Data for processing:
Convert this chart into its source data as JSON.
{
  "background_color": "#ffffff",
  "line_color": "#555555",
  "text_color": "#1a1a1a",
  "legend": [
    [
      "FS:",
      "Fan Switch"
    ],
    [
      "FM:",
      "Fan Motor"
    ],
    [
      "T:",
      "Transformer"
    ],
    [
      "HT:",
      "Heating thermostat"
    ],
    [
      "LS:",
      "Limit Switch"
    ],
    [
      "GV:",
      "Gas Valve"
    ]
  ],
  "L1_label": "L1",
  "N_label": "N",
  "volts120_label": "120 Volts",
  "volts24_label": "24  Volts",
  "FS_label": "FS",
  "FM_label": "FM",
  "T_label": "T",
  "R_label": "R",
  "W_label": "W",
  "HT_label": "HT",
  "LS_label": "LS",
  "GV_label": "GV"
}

Job: Write the data from above out again, exactly.

Problem solution:
Convert this chart into its source data as JSON.
{
  "background_color": "#ffffff",
  "line_color": "#555555",
  "text_color": "#1a1a1a",
  "legend": [
    [
      "FS:",
      "Fan Switch"
    ],
    [
      "FM:",
      "Fan Motor"
    ],
    [
      "T:",
      "Transformer"
    ],
    [
      "HT:",
      "Heating thermostat"
    ],
    [
      "LS:",
      "Limit Switch"
    ],
    [
      "GV:",
      "Gas Valve"
    ]
  ],
  "L1_label": "L1",
  "N_label": "N",
  "volts120_label": "120 Volts",
  "volts24_label": "24  Volts",
  "FS_label": "FS",
  "FM_label": "FM",
  "T_label": "T",
  "R_label": "R",
  "W_label": "W",
  "HT_label": "HT",
  "LS_label": "LS",
  "GV_label": "GV"
}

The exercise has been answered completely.